*EXERCISE DETAILS:* Copy each line of the data below exactly, leaving out pictures.
* START LISTING *
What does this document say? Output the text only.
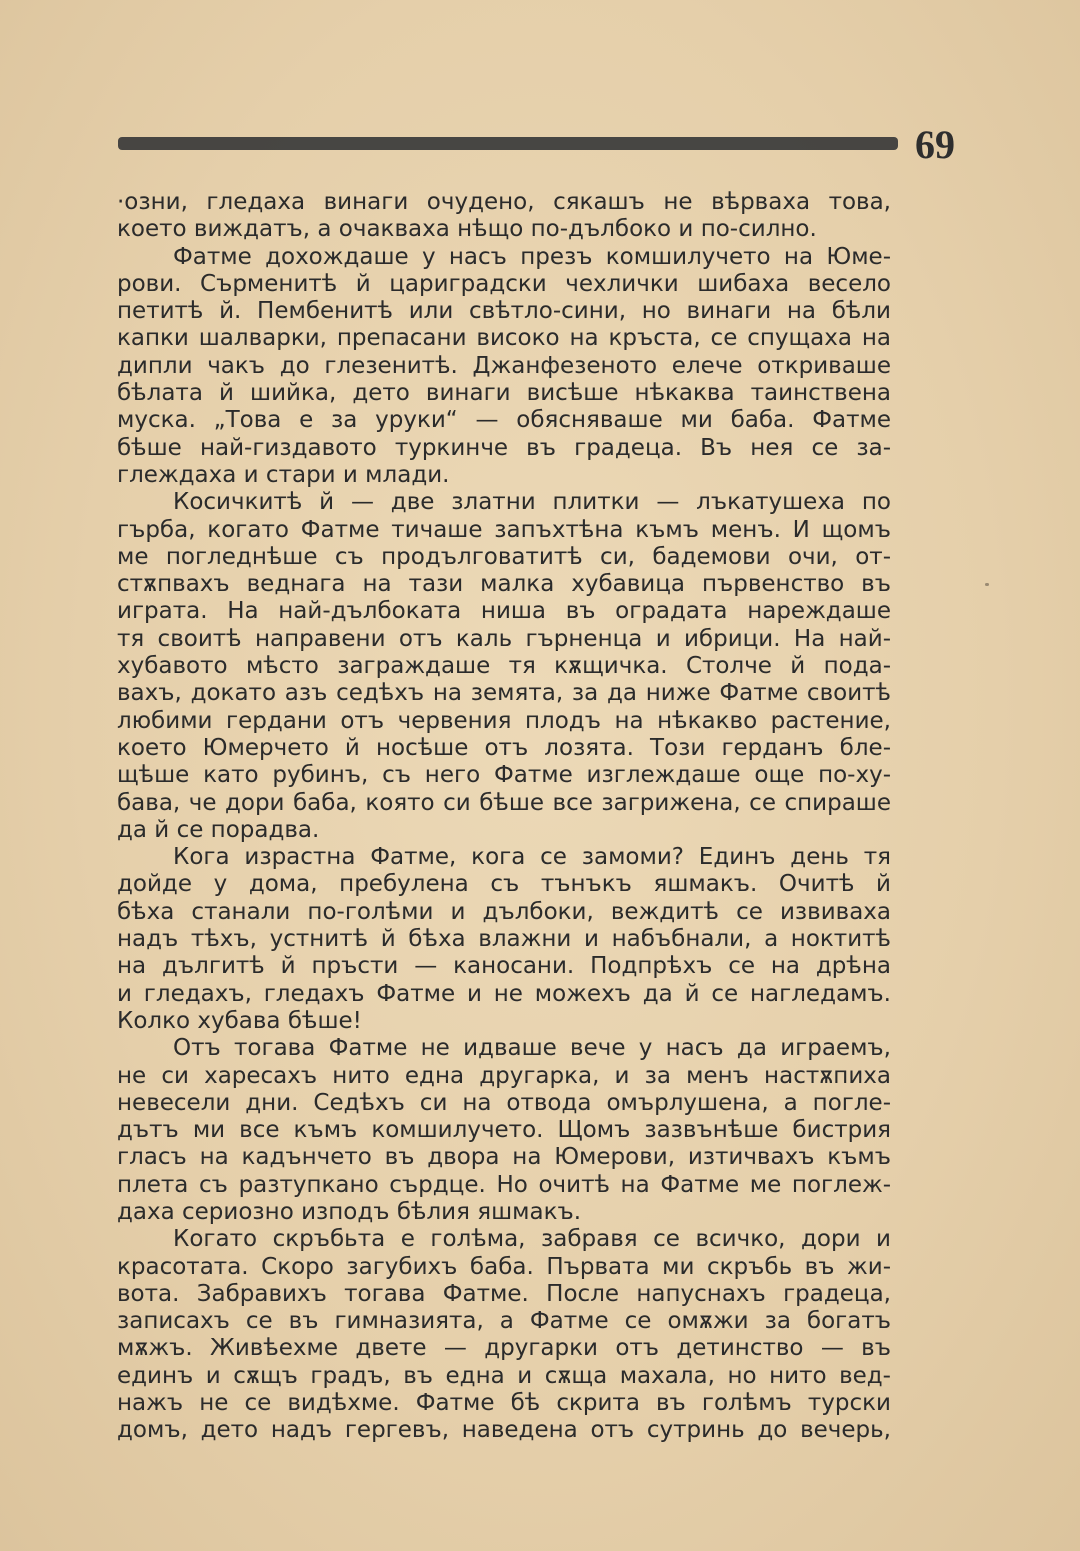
69
·озни, гледаха винаги очудено, сякашъ не вѣрваха това,
което виждатъ, а очакваха нѣщо по-дълбоко и по-силно.
Фатме дохождаше у насъ презъ комшилучето на Юме-
рови. Сърменитѣ й цариградски чехлички шибаха весело
петитѣ й. Пембенитѣ или свѣтло-сини, но винаги на бѣли
капки шалварки, препасани високо на кръста, се спущаха на
дипли чакъ до глезенитѣ. Джанфезеното елече откриваше
бѣлата й шийка, дето винаги висѣше нѣкаква таинствена
муска. „Това е за уруки“ — обясняваше ми баба. Фатме
бѣше най-гиздавото туркинче въ градеца. Въ нея се за-
глеждаха и стари и млади.
Косичкитѣ й — две златни плитки — лъкатушеха по
гърба, когато Фатме тичаше запъхтѣна къмъ менъ. И щомъ
ме погледнѣше съ продълговатитѣ си, бадемови очи, от-
стѫпвахъ веднага на тази малка хубавица първенство въ
играта. На най-дълбоката ниша въ оградата нареждаше
тя своитѣ направени отъ каль гърненца и ибрици. На най-
хубавото мѣсто заграждаше тя кѫщичка. Столче й пода-
вахъ, докато азъ седѣхъ на земята, за да ниже Фатме своитѣ
любими гердани отъ червения плодъ на нѣкакво растение,
което Юмерчето й носѣше отъ лозята. Този герданъ бле-
щѣше като рубинъ, съ него Фатме изглеждаше още по-ху-
бава, че дори баба, която си бѣше все загрижена, се спираше
да й се порадва.
Кога израстна Фатме, кога се замоми? Единъ день тя
дойде у дома, пребулена съ тънъкъ яшмакъ. Очитѣ й
бѣха станали по-голѣми и дълбоки, веждитѣ се извиваха
надъ тѣхъ, устнитѣ й бѣха влажни и набъбнали, а ноктитѣ
на дългитѣ й пръсти — каносани. Подпрѣхъ се на дрѣна
и гледахъ, гледахъ Фатме и не можехъ да й се нагледамъ.
Колко хубава бѣше!
Отъ тогава Фатме не идваше вече у насъ да играемъ,
не си харесахъ нито една другарка, и за менъ настѫпиха
невесели дни. Седѣхъ си на отвода омърлушена, а погле-
дътъ ми все къмъ комшилучето. Щомъ зазвънѣше бистрия
гласъ на кадънчето въ двора на Юмерови, изтичвахъ къмъ
плета съ разтупкано сърдце. Но очитѣ на Фатме ме поглеж-
даха сериозно изподъ бѣлия яшмакъ.
Когато скръбьта е голѣма, забравя се всичко, дори и
красотата. Скоро загубихъ баба. Първата ми скръбь въ жи-
вота. Забравихъ тогава Фатме. После напуснахъ градеца,
записахъ се въ гимназията, а Фатме се омѫжи за богатъ
мѫжъ. Живѣехме двете — другарки отъ детинство — въ
единъ и сѫщъ градъ, въ една и сѫща махала, но нито вед-
нажъ не се видѣхме. Фатме бѣ скрита въ голѣмъ турски
домъ, дето надъ гергевъ, наведена отъ сутринь до вечерь,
* END LISTING *
*WORKED ANSWER:*
What does this document say? Output the text only.
69
·озни, гледаха винаги очудено, сякашъ не вѣрваха това,
което виждатъ, а очакваха нѣщо по-дълбоко и по-силно.
Фатме дохождаше у насъ презъ комшилучето на Юме-
рови. Сърменитѣ й цариградски чехлички шибаха весело
петитѣ й. Пембенитѣ или свѣтло-сини, но винаги на бѣли
капки шалварки, препасани високо на кръста, се спущаха на
дипли чакъ до глезенитѣ. Джанфезеното елече откриваше
бѣлата й шийка, дето винаги висѣше нѣкаква таинствена
муска. „Това е за уруки“ — обясняваше ми баба. Фатме
бѣше най-гиздавото туркинче въ градеца. Въ нея се за-
глеждаха и стари и млади.
Косичкитѣ й — две златни плитки — лъкатушеха по
гърба, когато Фатме тичаше запъхтѣна къмъ менъ. И щомъ
ме погледнѣше съ продълговатитѣ си, бадемови очи, от-
стѫпвахъ веднага на тази малка хубавица първенство въ
играта. На най-дълбоката ниша въ оградата нареждаше
тя своитѣ направени отъ каль гърненца и ибрици. На най-
хубавото мѣсто заграждаше тя кѫщичка. Столче й пода-
вахъ, докато азъ седѣхъ на земята, за да ниже Фатме своитѣ
любими гердани отъ червения плодъ на нѣкакво растение,
което Юмерчето й носѣше отъ лозята. Този герданъ бле-
щѣше като рубинъ, съ него Фатме изглеждаше още по-ху-
бава, че дори баба, която си бѣше все загрижена, се спираше
да й се порадва.
Кога израстна Фатме, кога се замоми? Единъ день тя
дойде у дома, пребулена съ тънъкъ яшмакъ. Очитѣ й
бѣха станали по-голѣми и дълбоки, веждитѣ се извиваха
надъ тѣхъ, устнитѣ й бѣха влажни и набъбнали, а ноктитѣ
на дългитѣ й пръсти — каносани. Подпрѣхъ се на дрѣна
и гледахъ, гледахъ Фатме и не можехъ да й се нагледамъ.
Колко хубава бѣше!
Отъ тогава Фатме не идваше вече у насъ да играемъ,
не си харесахъ нито една другарка, и за менъ настѫпиха
невесели дни. Седѣхъ си на отвода омърлушена, а погле-
дътъ ми все къмъ комшилучето. Щомъ зазвънѣше бистрия
гласъ на кадънчето въ двора на Юмерови, изтичвахъ къмъ
плета съ разтупкано сърдце. Но очитѣ на Фатме ме поглеж-
даха сериозно изподъ бѣлия яшмакъ.
Когато скръбьта е голѣма, забравя се всичко, дори и
красотата. Скоро загубихъ баба. Първата ми скръбь въ жи-
вота. Забравихъ тогава Фатме. После напуснахъ градеца,
записахъ се въ гимназията, а Фатме се омѫжи за богатъ
мѫжъ. Живѣехме двете — другарки отъ детинство — въ
единъ и сѫщъ градъ, въ една и сѫща махала, но нито вед-
нажъ не се видѣхме. Фатме бѣ скрита въ голѣмъ турски
домъ, дето надъ гергевъ, наведена отъ сутринь до вечерь,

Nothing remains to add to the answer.